- [PARTS OF THE EXERCISE]:
a. Answer these questions using the forum thread on Java generic types:
(i) Which retention policy does the custom annotation use?
(ii) What does the getMyType method in SpecificClass return?
(iii) According to one comment, which call achieves the same effect as the code that prints type parameters?
b. Extend the forum thread on recovering a Java generic type beyond its final sentence.

- [SOURCE EXCERPT]:
********************
I think there is another elegant solution.

What you want to do is (safely) "pass" the type of the generic type parameter up from the concerete class to the superclass.

If you allow yourself to think of the class type as "metadata" on the class, that suggests the Java method for encoding metadata in at runtime: annotations.

First define a custom annotation along these lines:

import java.lang.annotation.*;

@Target(ElementType.TYPE)
@Retention(RetentionPolicy.RUNTIME)
public @interface EntityAnnotation {
    Class entityClass();
}

You can then have to add the annotation to your subclass.

@EntityAnnotation(entityClass =  PassedGenericType.class)
public class Subclass<PassedGenericType> {...}

Then you can use this code to get the class type in your base class:

import org.springframework.core.annotation.AnnotationUtils;
.
.
.

private Class getGenericParameterType() {
    final Class aClass = this.getClass();
    EntityAnnotation ne = 
         AnnotationUtils.findAnnotation(aClass, EntityAnnotation.class);

    return ne.entityClass();
}

Some limitations of this approach are:

  1. You specify the generic type (PassedGenericType) in TWO places rather than one which is non-DRY.
  2. This is only possible if you can modify the concrete subclasses.
1
  • Yes, it's non-DRY, however it's cleaner than the extension approach suggested above. I liked it. thanks
    – agodinhost
    Jan 11, 2019 at 2:35
7

This is my solution:

import java.lang.reflect.Type;
import java.lang.reflect.TypeVariable;

public class GenericClass<T extends String> {

  public static void main(String[] args) {
     for (TypeVariable typeParam : GenericClass.class.getTypeParameters()) {
      System.out.println(typeParam.getName());
      for (Type bound : typeParam.getBounds()) {
         System.out.println(bound);
      }
    }
  }
}
3
  • 11
    This is not an answer for this question.
    – Adam Arold
    Sep 4, 2013 at 14:04
  • 1
    My code is not the exact solution for the question. It returns the generic type parameters of the class, but not the actual type of T. But it may be helpful for others who stumple upon the question and are looking for my solution.
    – Matthias M
    Jan 24, 2014 at 8:30
  • 1
    getClass().getGenericSuperclass() will achieve the same effect.
    – Gorky
    Jul 1, 2014 at 22:36
7

Here's one way, which I've had to use once or twice:

public abstract class GenericClass<T>{
    public abstract Class<T> getMyType();
}

Along with

public class SpecificClass extends GenericClass<String>{

    @Override
    public Class<String> getMyType(){
        return String.class;
    }
}
2
  • 4
    This technically works, however it doesn't solve the general case, and I think that is what the original poster is after.
    – ggb667
    Nov 5, 2013 at 15:02
  • This doesn't deserve to be voted down like is has - the original poster hasn't been explicit. This answer offers a design pattern that does work and is easy to implement, provided it is suitable to make the generic class abstract. Sep 23, 2015 at 4:06
5

You can't. If you add a member variable of type T to the class (you don't even have to initialise it), you could use that to recover the type.

1
  • 3
    Oops, ok. You do have to initialise it from a constructor.
********************
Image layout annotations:
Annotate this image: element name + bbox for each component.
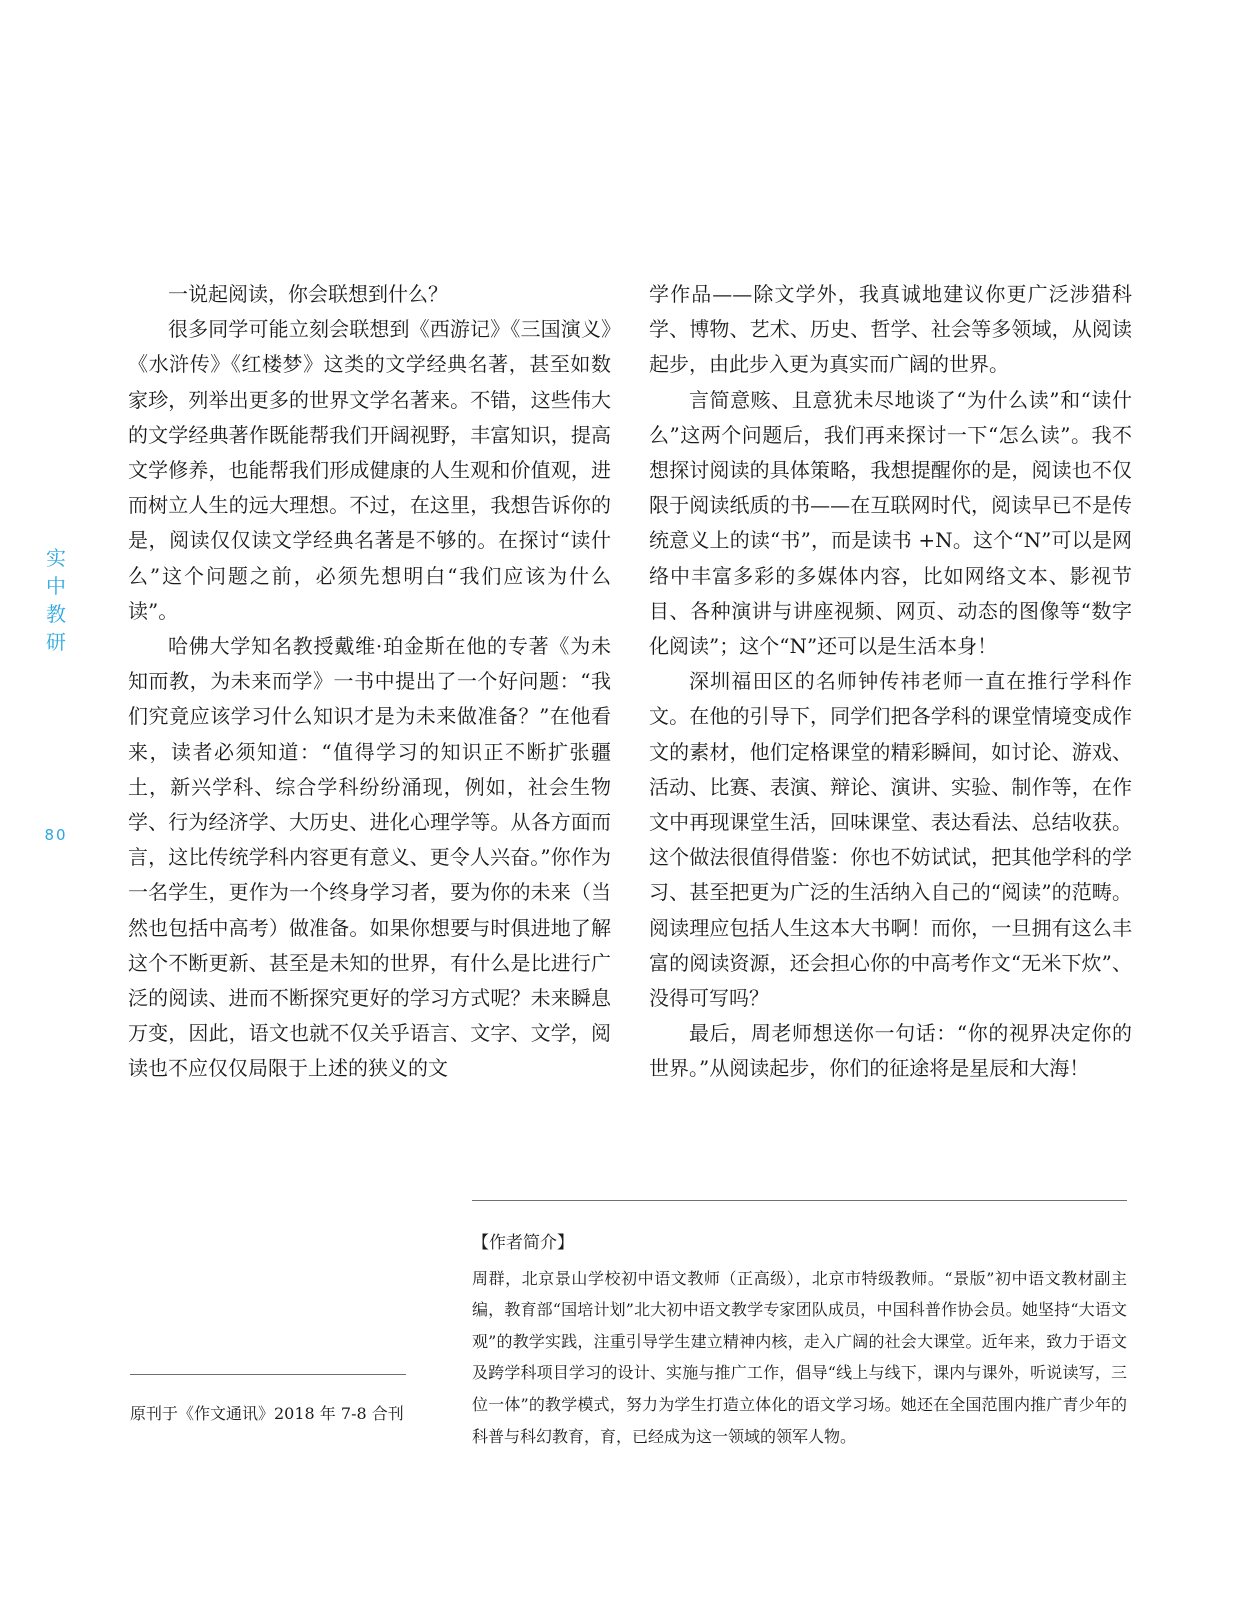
section-label-char: 中 bbox=[46, 574, 66, 598]
section-label-char: 实 bbox=[46, 546, 66, 570]
author-bio-heading: 【作者简介】 bbox=[472, 1233, 574, 1253]
page-number: 80 bbox=[44, 826, 68, 844]
author-bio-text: 周群，北京景山学校初中语文教师（正高级），北京市特级教师。“景版”初中语文教材副主编，教育部“国培计划”北大初中语文教学专家团队成员，中国科普作协会员。她坚持“大语文观”的教学实践，注重引导学生建立精神内核，走入广阔的社会大课堂。近年来，致力于语文及跨学科项目学习的设计、实施与推广工作，倡导“线上与线下，课内与课外，听说读写，三位一体”的教学模式，努力为学生打造立体化的语文学习场。她还在全国范围内推广青少年的科普与科幻教育，育，已经成为这一领域的领军人物。 bbox=[472, 1268, 1127, 1446]
section-label-char: 教 bbox=[46, 602, 66, 626]
author-bio bbox=[472, 1228, 1127, 1452]
paragraph: 最后，周老师想送你一句话：“你的视界决定你的世界。”从阅读起步，你们的征途将是星辰和大海！ bbox=[649, 1021, 1132, 1081]
article-column-left bbox=[128, 277, 611, 1087]
section-label bbox=[44, 544, 68, 656]
paragraph: 学作品——除文学外，我真诚地建议你更广泛涉猎科学、博物、艺术、历史、哲学、社会等多领域，从阅读起步，由此步入更为真实而广阔的世界。 bbox=[649, 282, 1132, 377]
paragraph: 哈佛大学知名教授戴维·珀金斯在他的专著《为未知而教，为未来而学》一书中提出了一个好问题：“我们究竟应该学习什么知识才是为未来做准备？”在他看来，读者必须知道：“值得学习的知识正不断扩张疆土，新兴学科、综合学科纷纷涌现，例如，社会生物学、行为经济学、大历史、进化心理学等。从各方面而言，这比传统学科内容更有意义、更令人兴奋。”你作为一名学生，更作为一个终身学习者，要为你的未来（当然也包括中高考）做准备。如果你想要与时俱进地了解这个不断更新、甚至是未知的世界，有什么是比进行广泛的阅读、进而不断探究更好的学习方式呢？未来瞬息万变，因此，语文也就不仅关乎语言、文字、文学，阅读也不应仅仅局限于上述的狭义的文 bbox=[128, 634, 611, 1081]
paragraph: 言简意赅、且意犹未尽地谈了“为什么读”和“读什么”这两个问题后，我们再来探讨一下“怎么读”。我不想探讨阅读的具体策略，我想提醒你的是，阅读也不仅限于阅读纸质的书——在互联网时代，阅读早已不是传统意义上的读“书”，而是读书 +N。这个“N”可以是网络中丰富多彩的多媒体内容，比如网络文本、影视节目、各种演讲与讲座视频、网页、动态的图像等“数字化阅读”；这个“N”还可以是生活本身！ bbox=[649, 387, 1132, 659]
section-label-char: 研 bbox=[46, 630, 66, 654]
paragraph: 一说起阅读，你会联想到什么？ bbox=[168, 282, 448, 306]
source-divider bbox=[130, 1374, 406, 1375]
paragraph: 很多同学可能立刻会联想到《西游记》《三国演义》《水浒传》《红楼梦》这类的文学经典名著，甚至如数家珍，列举出更多的世界文学名著来。不错，这些伟大的文学经典著作既能帮我们开阔视野，丰富知识，提高文学修养，也能帮我们形成健康的人生观和价值观，进而树立人生的远大理想。不过，在这里，我想告诉你的是，阅读仅仅读文学经典名著是不够的。在探讨“读什么”这个问题之前，必须先想明白“我们应该为什么读”。 bbox=[128, 317, 611, 623]
paragraph: 深圳福田区的名师钟传祎老师一直在推行学科作文。在他的引导下，同学们把各学科的课堂情境变成作文的素材，他们定格课堂的精彩瞬间，如讨论、游戏、活动、比赛、表演、辩论、演讲、实验、制作等，在作文中再现课堂生活，回味课堂、表达看法、总结收获。这个做法很值得借鉴：你也不妨试试，把其他学科的学习、甚至把更为广泛的生活纳入自己的“阅读”的范畴。阅读理应包括人生这本大书啊！而你，一旦拥有这么丰富的阅读资源，还会担心你的中高考作文“无米下炊”、没得可写吗？ bbox=[649, 669, 1132, 1011]
article-column-right bbox=[649, 277, 1132, 1087]
bio-divider bbox=[472, 1200, 1127, 1201]
source-note: 原刊于《作文通讯》2018 年 7-8 合刊 bbox=[130, 1404, 404, 1423]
********************
- [THE RESPONSES]:
a.
(i) RetentionPolicy.RUNTIME
(ii) String.class
(iii) getClass().getGenericSuperclass()

b.
    – andrewmu
    Aug 4, 2010 at 13:53
5

Here is working solution!!!

@SuppressWarnings("unchecked")
    private Class<T> getGenericTypeClass() {
        try {
            String className = ((ParameterizedType) getClass().getGenericSuperclass()).getActualTypeArguments()[0].getTypeName();
            Class<?> clazz = Class.forName(className);
            return (Class<T>) clazz;
        } catch (Exception e) {
            throw new IllegalStateException("Class is not parametrized with generic type!!! Please use extends <> ");
        }
    } 

NOTES: Can be used only as superclass
1. Has to be extended with typed class (Child extends Generic<Integer>)
OR

2. Has to be created as anonymous implementation (new Generic<Integer>() {};)

1
  • ClassCastException
    – scruel
    Nov 9, 2021 at 7:22
5

One simple solution for this cab be like below

public class GenericDemo<T>{
    private T type;

    GenericDemo(T t)
    {
        this.type = t;
    }

    public String getType()
    {
        return this.type.getClass().getName();
    }

    public static void main(String[] args)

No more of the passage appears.